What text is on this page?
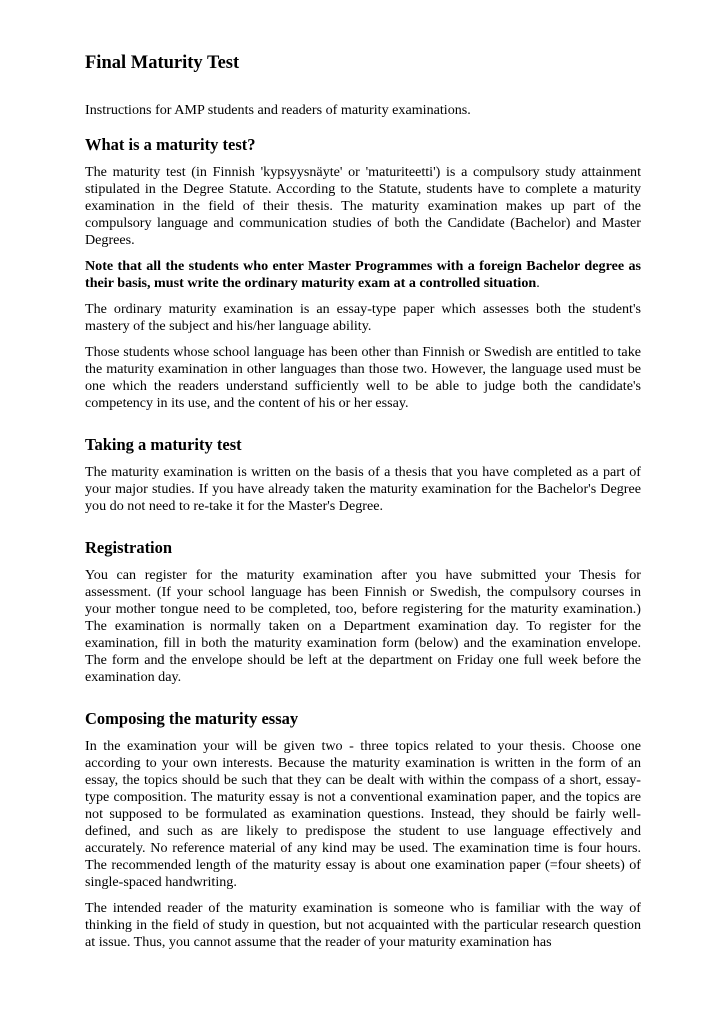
Final Maturity Test

Instructions for AMP students and readers of maturity examinations.

What is a maturity test?

The maturity test (in Finnish 'kypsyysnäyte' or 'maturiteetti') is a compulsory study attainment stipulated in the Degree Statute. According to the Statute, students have to complete a maturity examination in the field of their thesis. The maturity examination makes up part of the compulsory language and communication studies of both the Candidate (Bachelor) and Master Degrees.

Note that all the students who enter Master Programmes with a foreign Bachelor degree as their basis, must write the ordinary maturity exam at a controlled situation.

The ordinary maturity examination is an essay-type paper which assesses both the student's mastery of the subject and his/her language ability.

Those students whose school language has been other than Finnish or Swedish are entitled to take the maturity examination in other languages than those two. However, the language used must be one which the readers understand sufficiently well to be able to judge both the candidate's competency in its use, and the content of his or her essay.

Taking a maturity test

The maturity examination is written on the basis of a thesis that you have completed as a part of your major studies. If you have already taken the maturity examination for the Bachelor's Degree you do not need to re-take it for the Master's Degree.

Registration

You can register for the maturity examination after you have submitted your Thesis for assessment. (If your school language has been Finnish or Swedish, the compulsory courses in your mother tongue need to be completed, too, before registering for the maturity examination.) The examination is normally taken on a Department examination day. To register for the examination, fill in both the maturity examination form (below) and the examination envelope. The form and the envelope should be left at the department on Friday one full week before the examination day.

Composing the maturity essay

In the examination your will be given two - three topics related to your thesis. Choose one according to your own interests. Because the maturity examination is written in the form of an essay, the topics should be such that they can be dealt with within the compass of a short, essay-type composition. The maturity essay is not a conventional examination paper, and the topics are not supposed to be formulated as examination questions. Instead, they should be fairly well-defined, and such as are likely to predispose the student to use language effectively and accurately. No reference material of any kind may be used. The examination time is four hours. The recommended length of the maturity essay is about one examination paper (=four sheets) of single-spaced handwriting.

The intended reader of the maturity examination is someone who is familiar with the way of thinking in the field of study in question, but not acquainted with the particular research question at issue. Thus, you cannot assume that the reader of your maturity examination has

================================

● **GOAL**
Copy down every line of the entries containing the word "What".

● **ANSWER BELOW**
What text is on this page?
What is a maturity test?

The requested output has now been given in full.